▶ EXERCISE REQUIREMENTS: Report only the number of lines in this material that include "Πειραιάς".
----
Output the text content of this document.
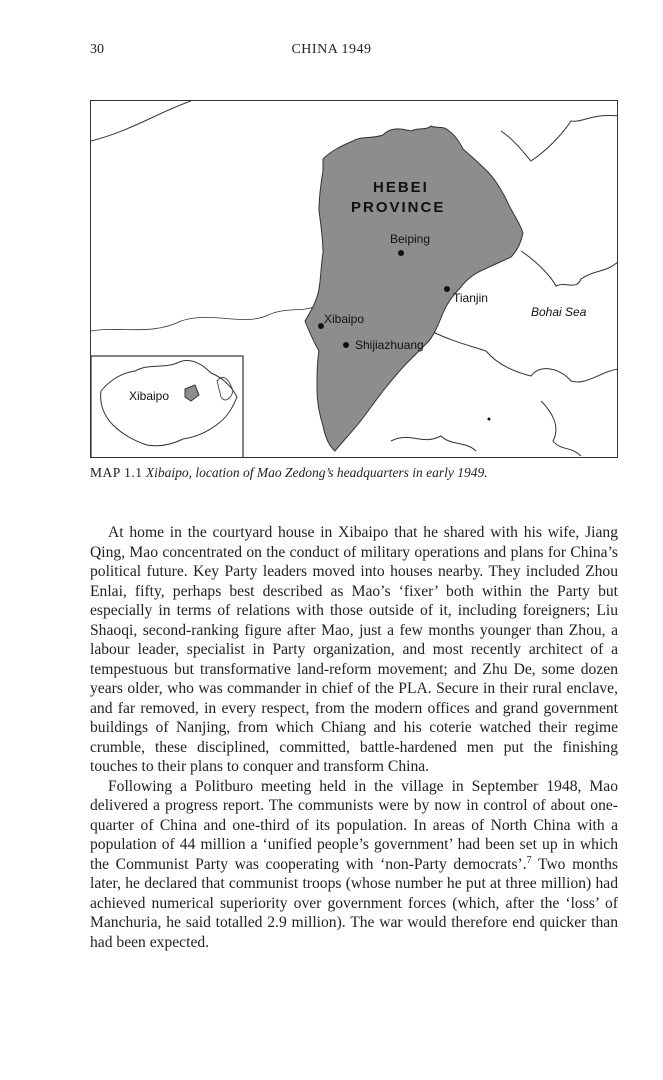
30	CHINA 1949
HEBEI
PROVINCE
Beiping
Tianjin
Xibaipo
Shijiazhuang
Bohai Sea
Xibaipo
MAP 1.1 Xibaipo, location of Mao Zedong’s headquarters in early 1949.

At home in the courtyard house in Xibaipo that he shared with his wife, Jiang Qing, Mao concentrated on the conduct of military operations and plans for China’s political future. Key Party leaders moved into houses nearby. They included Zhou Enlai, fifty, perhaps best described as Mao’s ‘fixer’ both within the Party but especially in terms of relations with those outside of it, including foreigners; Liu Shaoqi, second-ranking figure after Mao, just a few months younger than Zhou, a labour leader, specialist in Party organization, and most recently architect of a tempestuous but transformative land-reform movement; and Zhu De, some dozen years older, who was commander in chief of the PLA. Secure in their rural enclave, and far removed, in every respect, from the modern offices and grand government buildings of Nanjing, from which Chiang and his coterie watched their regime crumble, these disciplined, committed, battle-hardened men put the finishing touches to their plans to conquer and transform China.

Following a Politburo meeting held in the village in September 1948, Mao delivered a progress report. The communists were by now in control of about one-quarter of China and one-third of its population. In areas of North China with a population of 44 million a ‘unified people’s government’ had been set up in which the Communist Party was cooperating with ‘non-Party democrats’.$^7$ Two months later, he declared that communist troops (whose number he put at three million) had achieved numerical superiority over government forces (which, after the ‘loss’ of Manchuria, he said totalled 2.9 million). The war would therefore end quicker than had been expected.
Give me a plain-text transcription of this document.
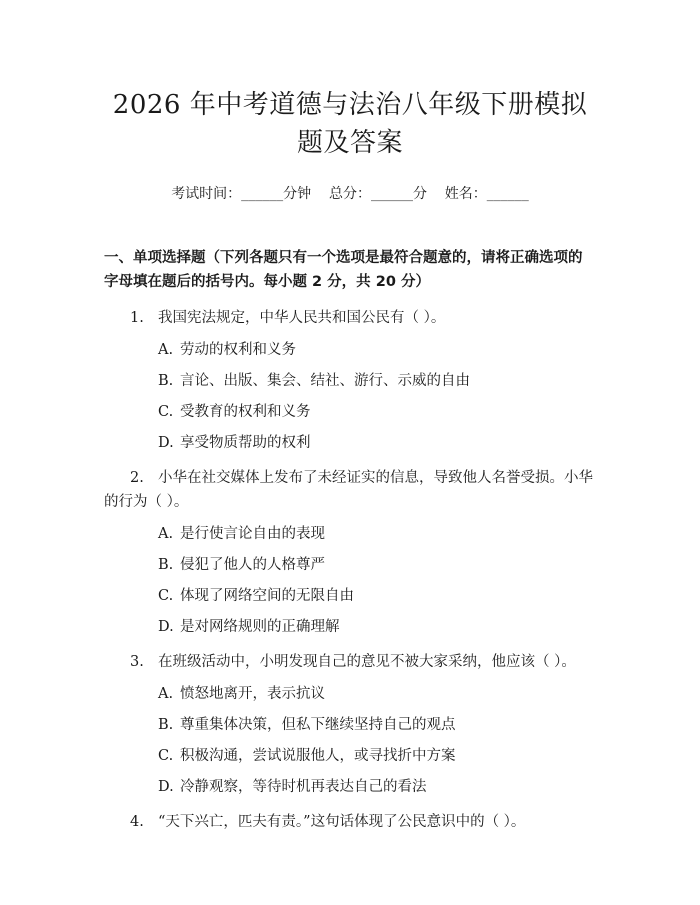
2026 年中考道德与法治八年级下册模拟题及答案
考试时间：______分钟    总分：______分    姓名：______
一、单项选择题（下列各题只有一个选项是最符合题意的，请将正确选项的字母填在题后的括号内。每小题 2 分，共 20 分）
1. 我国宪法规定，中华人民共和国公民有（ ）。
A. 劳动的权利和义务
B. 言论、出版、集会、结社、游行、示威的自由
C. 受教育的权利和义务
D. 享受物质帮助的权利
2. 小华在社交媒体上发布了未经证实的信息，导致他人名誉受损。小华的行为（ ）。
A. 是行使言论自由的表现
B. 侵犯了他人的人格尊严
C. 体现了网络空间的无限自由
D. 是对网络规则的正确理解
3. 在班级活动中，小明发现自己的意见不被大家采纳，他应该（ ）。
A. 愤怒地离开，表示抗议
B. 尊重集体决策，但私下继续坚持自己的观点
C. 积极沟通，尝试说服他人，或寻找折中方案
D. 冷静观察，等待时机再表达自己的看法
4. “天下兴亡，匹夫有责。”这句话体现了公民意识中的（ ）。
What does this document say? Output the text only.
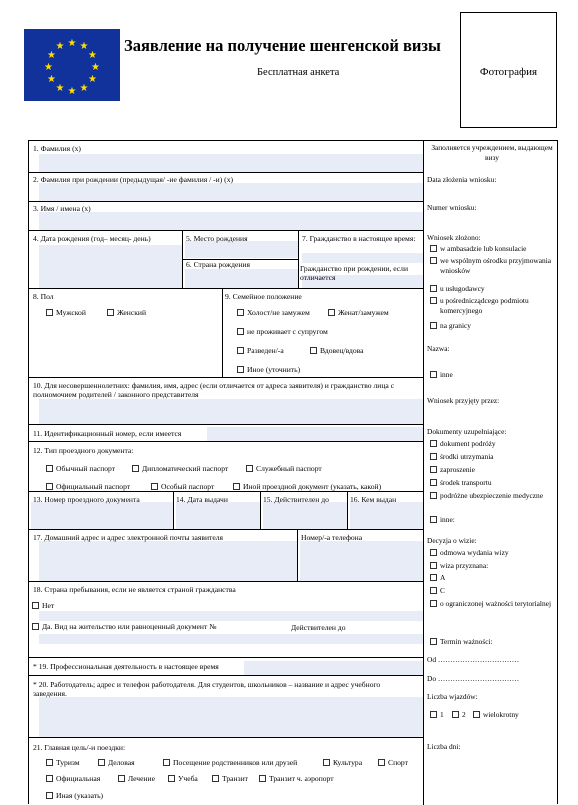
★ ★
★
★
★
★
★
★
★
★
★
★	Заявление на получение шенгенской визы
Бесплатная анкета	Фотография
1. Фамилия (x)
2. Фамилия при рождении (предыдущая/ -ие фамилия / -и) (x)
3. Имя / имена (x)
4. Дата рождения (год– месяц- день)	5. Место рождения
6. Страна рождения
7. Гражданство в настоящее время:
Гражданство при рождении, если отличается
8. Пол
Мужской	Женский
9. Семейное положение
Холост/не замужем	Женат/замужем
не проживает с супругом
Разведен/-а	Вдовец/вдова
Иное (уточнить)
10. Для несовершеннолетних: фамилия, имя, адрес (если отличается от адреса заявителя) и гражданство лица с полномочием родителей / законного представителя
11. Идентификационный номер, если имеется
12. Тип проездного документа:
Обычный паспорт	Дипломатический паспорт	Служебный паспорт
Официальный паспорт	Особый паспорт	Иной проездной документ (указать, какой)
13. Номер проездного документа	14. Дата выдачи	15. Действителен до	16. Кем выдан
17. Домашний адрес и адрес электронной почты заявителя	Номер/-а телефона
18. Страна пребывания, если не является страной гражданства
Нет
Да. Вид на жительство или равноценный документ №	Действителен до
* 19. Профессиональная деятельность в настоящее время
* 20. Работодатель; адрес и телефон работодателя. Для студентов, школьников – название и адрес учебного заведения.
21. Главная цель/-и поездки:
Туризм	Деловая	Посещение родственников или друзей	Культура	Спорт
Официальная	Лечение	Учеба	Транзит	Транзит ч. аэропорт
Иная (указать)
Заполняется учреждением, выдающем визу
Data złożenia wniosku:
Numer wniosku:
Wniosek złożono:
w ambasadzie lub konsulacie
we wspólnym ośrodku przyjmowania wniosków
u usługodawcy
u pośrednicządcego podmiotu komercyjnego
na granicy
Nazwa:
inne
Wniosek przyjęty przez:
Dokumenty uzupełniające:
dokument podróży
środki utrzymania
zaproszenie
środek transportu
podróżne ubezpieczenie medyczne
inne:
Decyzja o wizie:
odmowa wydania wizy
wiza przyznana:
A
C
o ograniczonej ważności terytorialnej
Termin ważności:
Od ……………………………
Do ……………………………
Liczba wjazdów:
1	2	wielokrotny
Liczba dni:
----
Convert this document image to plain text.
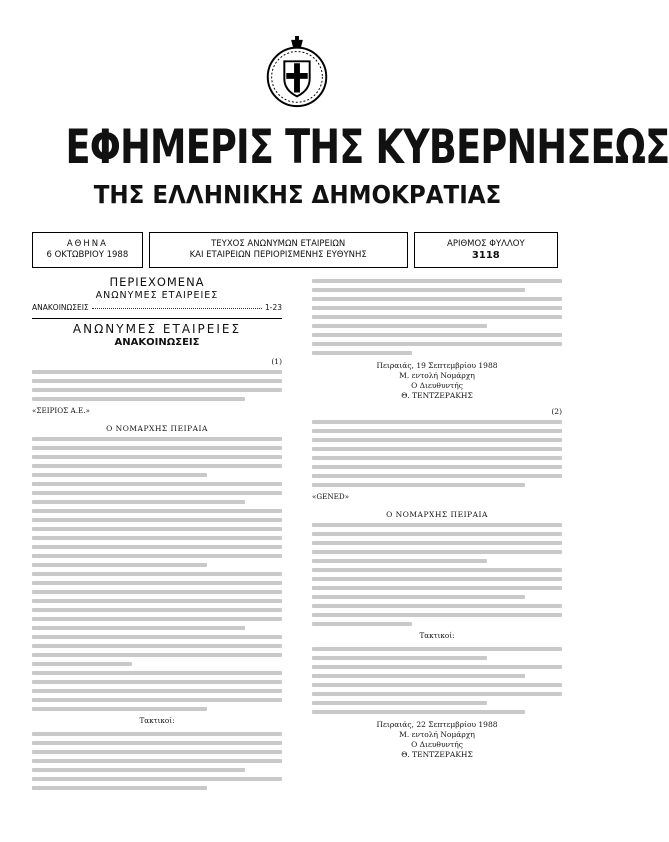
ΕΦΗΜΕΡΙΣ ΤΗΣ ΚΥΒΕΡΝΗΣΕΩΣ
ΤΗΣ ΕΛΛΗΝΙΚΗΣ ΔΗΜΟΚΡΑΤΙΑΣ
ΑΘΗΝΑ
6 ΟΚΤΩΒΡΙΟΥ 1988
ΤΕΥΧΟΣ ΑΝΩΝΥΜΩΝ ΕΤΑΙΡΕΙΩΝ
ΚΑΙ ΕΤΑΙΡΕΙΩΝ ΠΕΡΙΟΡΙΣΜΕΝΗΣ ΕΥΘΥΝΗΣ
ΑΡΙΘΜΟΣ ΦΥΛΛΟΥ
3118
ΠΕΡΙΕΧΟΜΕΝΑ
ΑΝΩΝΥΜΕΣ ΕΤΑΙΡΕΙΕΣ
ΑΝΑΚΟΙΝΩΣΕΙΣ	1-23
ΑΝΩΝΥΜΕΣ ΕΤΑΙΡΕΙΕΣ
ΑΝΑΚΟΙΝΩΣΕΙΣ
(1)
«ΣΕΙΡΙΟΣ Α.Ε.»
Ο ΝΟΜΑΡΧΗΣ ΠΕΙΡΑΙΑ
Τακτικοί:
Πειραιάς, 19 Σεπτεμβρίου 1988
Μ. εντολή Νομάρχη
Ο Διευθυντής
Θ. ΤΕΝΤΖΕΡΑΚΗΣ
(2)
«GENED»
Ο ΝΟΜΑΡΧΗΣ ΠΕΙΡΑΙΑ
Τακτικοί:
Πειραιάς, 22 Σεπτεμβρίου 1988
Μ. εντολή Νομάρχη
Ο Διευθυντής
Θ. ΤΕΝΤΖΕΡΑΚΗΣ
----
▶ RESULT FOR THIS EXERCISE: 2